[START OF DATASET ROWS]

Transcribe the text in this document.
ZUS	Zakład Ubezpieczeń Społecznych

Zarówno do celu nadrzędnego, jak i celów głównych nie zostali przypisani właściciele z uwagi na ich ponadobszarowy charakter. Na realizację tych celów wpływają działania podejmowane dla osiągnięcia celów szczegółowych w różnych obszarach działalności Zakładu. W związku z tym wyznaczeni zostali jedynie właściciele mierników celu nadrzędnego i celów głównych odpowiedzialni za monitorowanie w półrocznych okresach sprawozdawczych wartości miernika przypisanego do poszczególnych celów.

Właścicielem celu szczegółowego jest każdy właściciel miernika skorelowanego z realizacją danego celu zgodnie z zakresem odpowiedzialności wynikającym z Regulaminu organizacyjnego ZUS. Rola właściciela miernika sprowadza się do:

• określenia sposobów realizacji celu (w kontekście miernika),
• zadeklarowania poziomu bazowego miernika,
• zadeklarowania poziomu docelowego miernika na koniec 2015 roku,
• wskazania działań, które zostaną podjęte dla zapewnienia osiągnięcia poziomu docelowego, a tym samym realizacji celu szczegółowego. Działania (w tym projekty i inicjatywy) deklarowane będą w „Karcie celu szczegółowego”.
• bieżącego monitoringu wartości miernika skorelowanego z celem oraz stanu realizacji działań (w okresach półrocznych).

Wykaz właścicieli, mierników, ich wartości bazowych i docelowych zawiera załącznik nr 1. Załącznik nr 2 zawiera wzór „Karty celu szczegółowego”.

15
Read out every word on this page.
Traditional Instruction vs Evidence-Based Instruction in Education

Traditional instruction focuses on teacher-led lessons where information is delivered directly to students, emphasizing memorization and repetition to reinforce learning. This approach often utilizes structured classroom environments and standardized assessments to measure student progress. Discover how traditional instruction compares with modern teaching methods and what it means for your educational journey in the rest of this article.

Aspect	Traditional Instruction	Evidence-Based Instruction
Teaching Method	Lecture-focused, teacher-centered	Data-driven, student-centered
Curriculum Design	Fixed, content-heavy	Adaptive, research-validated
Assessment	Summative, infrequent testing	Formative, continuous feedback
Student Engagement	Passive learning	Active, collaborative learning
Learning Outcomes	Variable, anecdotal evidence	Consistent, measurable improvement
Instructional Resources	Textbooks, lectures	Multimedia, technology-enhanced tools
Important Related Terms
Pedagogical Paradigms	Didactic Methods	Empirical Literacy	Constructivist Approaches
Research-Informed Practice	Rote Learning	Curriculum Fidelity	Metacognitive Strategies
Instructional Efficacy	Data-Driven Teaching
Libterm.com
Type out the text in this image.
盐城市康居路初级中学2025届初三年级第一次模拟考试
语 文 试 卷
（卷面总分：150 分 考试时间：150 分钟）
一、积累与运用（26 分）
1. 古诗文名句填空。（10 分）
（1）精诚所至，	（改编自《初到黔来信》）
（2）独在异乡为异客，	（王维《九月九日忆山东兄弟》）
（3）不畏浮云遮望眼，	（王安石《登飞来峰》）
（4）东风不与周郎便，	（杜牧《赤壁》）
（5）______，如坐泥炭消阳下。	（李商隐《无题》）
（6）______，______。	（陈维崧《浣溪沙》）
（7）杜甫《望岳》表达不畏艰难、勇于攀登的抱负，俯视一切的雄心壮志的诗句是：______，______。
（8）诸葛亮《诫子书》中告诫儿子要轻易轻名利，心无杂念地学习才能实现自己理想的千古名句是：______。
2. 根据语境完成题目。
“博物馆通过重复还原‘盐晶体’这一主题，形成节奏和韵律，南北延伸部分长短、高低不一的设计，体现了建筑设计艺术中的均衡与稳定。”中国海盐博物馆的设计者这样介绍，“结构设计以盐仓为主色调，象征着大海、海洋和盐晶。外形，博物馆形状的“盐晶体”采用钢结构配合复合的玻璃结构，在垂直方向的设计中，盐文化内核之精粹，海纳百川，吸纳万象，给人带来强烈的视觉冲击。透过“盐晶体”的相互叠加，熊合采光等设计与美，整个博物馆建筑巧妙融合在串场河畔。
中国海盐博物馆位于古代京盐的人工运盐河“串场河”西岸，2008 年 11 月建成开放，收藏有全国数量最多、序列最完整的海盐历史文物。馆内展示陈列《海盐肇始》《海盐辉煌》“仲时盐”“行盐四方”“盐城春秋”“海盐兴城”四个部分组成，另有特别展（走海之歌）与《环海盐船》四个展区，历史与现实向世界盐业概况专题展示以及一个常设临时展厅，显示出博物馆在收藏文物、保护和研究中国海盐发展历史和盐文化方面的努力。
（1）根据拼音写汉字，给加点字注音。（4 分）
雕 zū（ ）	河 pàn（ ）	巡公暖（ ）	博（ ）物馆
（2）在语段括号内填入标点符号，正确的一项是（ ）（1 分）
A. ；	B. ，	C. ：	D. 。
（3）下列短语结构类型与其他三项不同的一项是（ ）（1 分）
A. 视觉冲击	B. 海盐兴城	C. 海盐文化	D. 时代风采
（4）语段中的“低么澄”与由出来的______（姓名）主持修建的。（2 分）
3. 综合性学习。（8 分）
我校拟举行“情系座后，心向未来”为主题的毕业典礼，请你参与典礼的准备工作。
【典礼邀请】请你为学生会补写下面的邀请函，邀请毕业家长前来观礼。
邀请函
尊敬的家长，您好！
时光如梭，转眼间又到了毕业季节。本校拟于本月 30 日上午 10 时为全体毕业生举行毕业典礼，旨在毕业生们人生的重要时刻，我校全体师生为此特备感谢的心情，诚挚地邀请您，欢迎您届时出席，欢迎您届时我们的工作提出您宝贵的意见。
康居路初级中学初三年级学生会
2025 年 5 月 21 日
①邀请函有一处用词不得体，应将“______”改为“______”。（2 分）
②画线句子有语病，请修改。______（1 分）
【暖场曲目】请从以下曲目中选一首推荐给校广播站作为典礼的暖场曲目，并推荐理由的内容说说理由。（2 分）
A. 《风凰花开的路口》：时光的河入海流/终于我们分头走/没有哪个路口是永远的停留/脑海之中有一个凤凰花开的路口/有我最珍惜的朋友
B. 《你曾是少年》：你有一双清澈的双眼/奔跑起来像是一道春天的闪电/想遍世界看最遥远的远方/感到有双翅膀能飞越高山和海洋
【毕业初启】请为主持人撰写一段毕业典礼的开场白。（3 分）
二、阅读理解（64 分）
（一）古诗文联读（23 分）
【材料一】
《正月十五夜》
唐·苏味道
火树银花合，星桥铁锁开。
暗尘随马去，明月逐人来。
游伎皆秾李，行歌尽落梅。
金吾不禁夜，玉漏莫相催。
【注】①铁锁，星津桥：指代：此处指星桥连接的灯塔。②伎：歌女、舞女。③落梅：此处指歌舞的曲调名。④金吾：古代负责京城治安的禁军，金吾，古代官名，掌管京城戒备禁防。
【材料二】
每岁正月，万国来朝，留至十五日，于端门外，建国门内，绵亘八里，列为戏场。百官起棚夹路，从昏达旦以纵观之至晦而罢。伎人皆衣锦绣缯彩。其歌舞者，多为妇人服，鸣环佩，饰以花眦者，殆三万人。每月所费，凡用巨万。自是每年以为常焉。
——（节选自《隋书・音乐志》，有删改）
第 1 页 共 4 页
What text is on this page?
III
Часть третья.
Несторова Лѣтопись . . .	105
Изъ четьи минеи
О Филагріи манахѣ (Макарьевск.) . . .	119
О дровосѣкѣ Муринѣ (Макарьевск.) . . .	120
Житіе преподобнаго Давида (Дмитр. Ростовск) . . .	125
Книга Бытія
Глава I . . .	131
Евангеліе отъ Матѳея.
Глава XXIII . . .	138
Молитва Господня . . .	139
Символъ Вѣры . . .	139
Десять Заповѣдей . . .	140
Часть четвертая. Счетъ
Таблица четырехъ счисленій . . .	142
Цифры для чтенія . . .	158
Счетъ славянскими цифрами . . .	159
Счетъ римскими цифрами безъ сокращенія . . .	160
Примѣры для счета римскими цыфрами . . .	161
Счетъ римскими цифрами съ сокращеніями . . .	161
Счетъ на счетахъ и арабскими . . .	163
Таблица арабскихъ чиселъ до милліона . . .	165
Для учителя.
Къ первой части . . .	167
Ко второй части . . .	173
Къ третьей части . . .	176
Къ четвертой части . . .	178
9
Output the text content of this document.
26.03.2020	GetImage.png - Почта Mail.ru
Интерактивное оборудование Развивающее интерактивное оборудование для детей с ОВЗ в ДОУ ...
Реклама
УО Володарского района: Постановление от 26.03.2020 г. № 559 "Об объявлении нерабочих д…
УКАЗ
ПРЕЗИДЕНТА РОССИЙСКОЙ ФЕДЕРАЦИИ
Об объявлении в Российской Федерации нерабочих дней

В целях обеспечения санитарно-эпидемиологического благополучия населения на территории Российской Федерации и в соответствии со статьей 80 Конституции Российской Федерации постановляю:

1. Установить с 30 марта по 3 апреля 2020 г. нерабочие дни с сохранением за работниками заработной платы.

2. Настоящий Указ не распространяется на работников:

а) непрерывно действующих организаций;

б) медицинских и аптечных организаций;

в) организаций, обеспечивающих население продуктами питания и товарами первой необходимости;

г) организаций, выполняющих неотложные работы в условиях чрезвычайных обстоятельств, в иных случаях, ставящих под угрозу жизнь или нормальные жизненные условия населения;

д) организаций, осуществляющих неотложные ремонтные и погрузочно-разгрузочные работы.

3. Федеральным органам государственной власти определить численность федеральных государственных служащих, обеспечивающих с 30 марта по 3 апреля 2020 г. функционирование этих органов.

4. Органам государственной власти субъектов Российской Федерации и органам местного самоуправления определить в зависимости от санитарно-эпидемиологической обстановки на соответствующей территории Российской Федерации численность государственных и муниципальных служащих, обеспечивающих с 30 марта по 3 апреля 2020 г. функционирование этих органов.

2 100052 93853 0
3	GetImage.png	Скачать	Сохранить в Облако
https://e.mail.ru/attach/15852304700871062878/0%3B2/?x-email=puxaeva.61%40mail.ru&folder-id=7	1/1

[END OF DATASET ROWS]

TASK TO CARRY OUT: Write down only how many lines in the listing contain the word "Счетъ".

FINAL ANSWER: 5